### What needs to be done
Would you transcribe all of the data exactly, down to the last character?

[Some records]

— START —

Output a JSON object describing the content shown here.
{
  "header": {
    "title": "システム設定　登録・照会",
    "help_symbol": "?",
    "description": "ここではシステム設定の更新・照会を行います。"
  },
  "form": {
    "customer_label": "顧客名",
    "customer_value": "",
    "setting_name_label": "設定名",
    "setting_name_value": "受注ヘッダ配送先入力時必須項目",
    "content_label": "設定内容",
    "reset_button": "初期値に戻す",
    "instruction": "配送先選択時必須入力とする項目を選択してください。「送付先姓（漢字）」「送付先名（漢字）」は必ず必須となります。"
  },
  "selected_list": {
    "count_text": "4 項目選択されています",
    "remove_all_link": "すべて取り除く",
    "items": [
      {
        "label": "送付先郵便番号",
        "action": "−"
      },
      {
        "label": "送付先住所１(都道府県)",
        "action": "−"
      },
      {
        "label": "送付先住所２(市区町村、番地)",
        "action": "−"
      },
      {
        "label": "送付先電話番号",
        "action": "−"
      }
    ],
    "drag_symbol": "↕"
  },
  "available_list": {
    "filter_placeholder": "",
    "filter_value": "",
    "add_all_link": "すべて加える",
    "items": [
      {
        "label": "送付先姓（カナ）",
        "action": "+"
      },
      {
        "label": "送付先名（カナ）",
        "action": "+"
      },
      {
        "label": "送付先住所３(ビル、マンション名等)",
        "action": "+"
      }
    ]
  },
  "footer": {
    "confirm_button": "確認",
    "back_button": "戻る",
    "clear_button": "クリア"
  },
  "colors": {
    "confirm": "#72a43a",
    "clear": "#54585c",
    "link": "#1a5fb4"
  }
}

— END —

### Solution to this task
Output a JSON object describing the content shown here.
{
  "header": {
    "title": "システム設定　登録・照会",
    "help_symbol": "?",
    "description": "ここではシステム設定の更新・照会を行います。"
  },
  "form": {
    "customer_label": "顧客名",
    "customer_value": "",
    "setting_name_label": "設定名",
    "setting_name_value": "受注ヘッダ配送先入力時必須項目",
    "content_label": "設定内容",
    "reset_button": "初期値に戻す",
    "instruction": "配送先選択時必須入力とする項目を選択してください。「送付先姓（漢字）」「送付先名（漢字）」は必ず必須となります。"
  },
  "selected_list": {
    "count_text": "4 項目選択されています",
    "remove_all_link": "すべて取り除く",
    "items": [
      {
        "label": "送付先郵便番号",
        "action": "−"
      },
      {
        "label": "送付先住所１(都道府県)",
        "action": "−"
      },
      {
        "label": "送付先住所２(市区町村、番地)",
        "action": "−"
      },
      {
        "label": "送付先電話番号",
        "action": "−"
      }
    ],
    "drag_symbol": "↕"
  },
  "available_list": {
    "filter_placeholder": "",
    "filter_value": "",
    "add_all_link": "すべて加える",
    "items": [
      {
        "label": "送付先姓（カナ）",
        "action": "+"
      },
      {
        "label": "送付先名（カナ）",
        "action": "+"
      },
      {
        "label": "送付先住所３(ビル、マンション名等)",
        "action": "+"
      }
    ]
  },
  "footer": {
    "confirm_button": "確認",
    "back_button": "戻る",
    "clear_button": "クリア"
  },
  "colors": {
    "confirm": "#72a43a",
    "clear": "#54585c",
    "link": "#1a5fb4"
  }
}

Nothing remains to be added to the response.